## Exercise goal:
Pick out each line in these entries that contains the string "Storybook".

* Begin Data provided *

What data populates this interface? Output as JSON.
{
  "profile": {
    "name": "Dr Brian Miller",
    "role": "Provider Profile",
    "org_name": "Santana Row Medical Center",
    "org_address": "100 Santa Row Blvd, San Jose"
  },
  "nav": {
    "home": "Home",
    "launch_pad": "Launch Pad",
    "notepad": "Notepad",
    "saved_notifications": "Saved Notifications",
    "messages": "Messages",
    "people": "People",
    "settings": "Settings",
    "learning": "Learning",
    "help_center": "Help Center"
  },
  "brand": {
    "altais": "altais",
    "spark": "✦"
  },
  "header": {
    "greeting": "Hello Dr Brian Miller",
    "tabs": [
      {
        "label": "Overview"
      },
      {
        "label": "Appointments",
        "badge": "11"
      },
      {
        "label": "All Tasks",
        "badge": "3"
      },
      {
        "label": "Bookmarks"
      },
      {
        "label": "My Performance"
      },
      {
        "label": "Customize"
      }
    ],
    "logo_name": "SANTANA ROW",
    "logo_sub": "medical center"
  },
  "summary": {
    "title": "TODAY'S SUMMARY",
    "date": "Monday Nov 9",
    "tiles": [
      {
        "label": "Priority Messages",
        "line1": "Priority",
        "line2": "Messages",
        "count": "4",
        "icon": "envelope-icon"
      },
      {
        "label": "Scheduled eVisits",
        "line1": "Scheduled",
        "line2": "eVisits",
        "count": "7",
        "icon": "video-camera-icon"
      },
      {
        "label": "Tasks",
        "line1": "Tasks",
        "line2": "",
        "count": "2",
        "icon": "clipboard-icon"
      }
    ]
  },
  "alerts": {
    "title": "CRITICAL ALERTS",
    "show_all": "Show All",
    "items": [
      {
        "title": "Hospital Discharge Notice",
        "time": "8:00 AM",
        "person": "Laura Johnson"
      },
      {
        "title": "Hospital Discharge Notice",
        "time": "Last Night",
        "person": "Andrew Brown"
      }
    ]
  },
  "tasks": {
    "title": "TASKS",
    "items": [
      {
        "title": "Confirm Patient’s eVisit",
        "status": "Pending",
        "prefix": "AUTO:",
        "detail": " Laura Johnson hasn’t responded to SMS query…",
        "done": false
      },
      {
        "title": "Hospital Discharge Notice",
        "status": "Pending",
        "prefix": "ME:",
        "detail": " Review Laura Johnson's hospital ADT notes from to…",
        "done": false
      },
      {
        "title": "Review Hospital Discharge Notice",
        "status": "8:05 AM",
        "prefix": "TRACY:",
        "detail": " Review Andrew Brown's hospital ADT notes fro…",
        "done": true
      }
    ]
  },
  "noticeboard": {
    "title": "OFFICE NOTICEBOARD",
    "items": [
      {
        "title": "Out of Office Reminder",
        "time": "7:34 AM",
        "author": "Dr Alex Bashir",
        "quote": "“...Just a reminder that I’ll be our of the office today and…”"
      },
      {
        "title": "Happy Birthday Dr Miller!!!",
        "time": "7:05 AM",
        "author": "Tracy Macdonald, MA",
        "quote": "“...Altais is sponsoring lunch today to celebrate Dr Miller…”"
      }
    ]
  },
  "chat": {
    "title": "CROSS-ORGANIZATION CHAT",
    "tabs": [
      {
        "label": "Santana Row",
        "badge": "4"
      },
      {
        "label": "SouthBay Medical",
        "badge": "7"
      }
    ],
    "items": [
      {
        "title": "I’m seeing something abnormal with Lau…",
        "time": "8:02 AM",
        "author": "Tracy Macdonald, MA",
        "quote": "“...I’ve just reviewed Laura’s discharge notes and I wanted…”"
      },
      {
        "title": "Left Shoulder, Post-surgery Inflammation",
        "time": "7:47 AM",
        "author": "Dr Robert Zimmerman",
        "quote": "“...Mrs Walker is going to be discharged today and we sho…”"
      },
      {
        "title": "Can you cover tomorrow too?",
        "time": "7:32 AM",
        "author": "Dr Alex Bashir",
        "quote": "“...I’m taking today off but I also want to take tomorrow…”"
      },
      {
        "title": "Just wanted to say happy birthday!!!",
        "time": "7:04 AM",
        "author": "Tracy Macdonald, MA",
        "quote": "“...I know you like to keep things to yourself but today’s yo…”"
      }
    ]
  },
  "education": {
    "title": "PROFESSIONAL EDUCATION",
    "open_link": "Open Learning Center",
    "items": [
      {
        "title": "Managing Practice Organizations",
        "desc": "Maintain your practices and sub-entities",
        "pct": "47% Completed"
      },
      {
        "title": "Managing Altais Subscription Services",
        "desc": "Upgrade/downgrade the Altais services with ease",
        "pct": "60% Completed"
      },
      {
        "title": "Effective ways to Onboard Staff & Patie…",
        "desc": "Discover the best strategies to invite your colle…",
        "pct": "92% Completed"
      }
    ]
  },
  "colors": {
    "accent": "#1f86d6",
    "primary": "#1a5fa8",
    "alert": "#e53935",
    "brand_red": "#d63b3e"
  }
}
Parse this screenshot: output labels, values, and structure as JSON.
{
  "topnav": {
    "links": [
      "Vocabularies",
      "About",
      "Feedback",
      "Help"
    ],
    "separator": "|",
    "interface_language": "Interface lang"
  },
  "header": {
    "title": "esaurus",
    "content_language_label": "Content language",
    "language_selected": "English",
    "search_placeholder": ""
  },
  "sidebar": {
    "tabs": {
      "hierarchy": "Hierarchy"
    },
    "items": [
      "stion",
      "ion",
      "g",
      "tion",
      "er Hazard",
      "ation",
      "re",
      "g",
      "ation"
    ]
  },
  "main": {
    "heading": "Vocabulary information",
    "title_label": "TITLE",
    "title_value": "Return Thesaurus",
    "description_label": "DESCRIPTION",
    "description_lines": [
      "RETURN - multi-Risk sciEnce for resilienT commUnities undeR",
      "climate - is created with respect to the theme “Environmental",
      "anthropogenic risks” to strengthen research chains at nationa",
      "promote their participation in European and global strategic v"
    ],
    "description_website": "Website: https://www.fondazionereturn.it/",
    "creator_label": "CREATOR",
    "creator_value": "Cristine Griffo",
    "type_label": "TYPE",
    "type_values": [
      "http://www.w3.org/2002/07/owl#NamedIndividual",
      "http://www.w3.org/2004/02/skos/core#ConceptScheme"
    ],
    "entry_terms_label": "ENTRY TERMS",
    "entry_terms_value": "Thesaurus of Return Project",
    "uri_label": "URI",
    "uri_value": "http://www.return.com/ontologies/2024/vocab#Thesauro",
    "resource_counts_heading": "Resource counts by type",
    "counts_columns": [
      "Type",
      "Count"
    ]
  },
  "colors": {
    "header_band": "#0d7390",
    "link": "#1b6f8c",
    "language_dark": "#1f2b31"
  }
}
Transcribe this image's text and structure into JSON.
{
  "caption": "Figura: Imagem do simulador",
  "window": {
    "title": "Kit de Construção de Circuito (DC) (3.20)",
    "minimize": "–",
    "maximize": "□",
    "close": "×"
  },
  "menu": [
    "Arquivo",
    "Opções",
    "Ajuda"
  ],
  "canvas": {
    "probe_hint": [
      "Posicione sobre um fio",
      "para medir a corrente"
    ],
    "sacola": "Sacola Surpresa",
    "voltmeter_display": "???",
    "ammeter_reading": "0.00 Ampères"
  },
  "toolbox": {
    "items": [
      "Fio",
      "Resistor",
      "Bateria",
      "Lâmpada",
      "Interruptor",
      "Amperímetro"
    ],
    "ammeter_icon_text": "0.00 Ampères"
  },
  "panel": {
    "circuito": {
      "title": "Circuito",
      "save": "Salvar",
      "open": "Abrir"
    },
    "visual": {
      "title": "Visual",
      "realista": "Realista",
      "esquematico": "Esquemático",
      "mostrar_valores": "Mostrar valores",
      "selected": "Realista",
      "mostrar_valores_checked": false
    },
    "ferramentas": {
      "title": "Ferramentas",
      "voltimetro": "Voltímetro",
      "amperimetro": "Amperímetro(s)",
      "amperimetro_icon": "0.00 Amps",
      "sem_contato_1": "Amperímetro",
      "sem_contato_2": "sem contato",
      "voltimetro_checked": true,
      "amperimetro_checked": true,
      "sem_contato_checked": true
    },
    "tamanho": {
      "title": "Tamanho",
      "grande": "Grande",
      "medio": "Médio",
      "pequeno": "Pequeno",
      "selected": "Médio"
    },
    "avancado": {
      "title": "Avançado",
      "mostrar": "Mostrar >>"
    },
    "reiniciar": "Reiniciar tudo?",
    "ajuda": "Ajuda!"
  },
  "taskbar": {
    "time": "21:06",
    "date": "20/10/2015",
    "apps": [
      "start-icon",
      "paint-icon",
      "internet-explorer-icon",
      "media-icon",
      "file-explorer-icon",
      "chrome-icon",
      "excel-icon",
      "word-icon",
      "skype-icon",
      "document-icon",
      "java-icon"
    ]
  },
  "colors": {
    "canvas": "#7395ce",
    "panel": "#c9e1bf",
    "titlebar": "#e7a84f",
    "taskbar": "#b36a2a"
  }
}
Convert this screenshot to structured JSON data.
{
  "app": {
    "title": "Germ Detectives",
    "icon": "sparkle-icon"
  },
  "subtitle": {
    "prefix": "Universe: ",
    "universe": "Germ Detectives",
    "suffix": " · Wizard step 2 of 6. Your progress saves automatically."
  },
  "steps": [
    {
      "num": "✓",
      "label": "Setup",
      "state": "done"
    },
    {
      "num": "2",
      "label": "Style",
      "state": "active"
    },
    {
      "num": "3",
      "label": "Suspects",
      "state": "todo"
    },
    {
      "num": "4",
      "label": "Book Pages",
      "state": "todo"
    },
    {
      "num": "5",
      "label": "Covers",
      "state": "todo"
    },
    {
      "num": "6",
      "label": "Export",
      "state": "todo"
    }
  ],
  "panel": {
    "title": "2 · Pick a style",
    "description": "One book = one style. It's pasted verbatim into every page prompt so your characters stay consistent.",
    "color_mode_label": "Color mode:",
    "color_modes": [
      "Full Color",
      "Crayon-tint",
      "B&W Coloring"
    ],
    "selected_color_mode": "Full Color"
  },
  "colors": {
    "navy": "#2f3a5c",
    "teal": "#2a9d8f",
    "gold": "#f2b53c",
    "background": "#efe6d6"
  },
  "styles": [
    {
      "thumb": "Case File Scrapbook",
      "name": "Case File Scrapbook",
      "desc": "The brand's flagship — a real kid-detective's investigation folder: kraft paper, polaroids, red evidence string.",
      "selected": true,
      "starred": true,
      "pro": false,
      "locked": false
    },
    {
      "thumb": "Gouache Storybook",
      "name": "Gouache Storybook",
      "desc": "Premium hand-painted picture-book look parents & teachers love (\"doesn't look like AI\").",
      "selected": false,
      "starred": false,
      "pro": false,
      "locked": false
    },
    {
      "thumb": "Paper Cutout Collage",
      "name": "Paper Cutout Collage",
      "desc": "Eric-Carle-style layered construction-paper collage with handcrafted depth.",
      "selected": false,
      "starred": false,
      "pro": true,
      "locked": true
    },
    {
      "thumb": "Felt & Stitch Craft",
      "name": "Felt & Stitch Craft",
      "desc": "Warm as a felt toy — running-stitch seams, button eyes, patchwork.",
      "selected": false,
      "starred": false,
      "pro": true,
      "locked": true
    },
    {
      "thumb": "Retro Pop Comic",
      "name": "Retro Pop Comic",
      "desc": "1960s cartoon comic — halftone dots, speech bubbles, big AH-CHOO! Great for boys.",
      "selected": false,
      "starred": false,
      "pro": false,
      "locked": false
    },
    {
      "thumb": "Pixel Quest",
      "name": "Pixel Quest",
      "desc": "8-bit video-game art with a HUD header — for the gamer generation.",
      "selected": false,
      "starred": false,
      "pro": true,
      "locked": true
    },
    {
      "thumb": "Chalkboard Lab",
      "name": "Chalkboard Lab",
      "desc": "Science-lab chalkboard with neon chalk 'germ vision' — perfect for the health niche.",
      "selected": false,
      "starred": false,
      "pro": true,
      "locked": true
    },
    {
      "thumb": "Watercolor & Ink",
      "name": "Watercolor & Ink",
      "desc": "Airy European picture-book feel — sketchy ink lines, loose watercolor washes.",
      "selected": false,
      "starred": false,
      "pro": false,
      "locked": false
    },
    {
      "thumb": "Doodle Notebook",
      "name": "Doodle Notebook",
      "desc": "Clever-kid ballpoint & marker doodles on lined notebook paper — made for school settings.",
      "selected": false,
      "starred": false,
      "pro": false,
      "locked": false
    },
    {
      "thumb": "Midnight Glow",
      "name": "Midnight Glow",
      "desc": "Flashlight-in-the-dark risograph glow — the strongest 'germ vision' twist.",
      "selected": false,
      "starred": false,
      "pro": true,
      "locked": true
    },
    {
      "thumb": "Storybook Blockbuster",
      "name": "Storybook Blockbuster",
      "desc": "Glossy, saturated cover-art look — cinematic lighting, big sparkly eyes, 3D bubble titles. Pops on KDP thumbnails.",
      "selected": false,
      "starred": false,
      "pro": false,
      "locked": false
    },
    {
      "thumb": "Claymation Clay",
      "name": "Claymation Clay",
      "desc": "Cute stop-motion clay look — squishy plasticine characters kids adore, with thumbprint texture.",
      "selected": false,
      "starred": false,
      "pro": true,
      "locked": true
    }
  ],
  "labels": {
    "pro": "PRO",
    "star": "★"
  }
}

* End Data provided *

## Exercise response:
      "thumb": "Gouache Storybook",
      "name": "Gouache Storybook",
      "thumb": "Storybook Blockbuster",
      "name": "Storybook Blockbuster",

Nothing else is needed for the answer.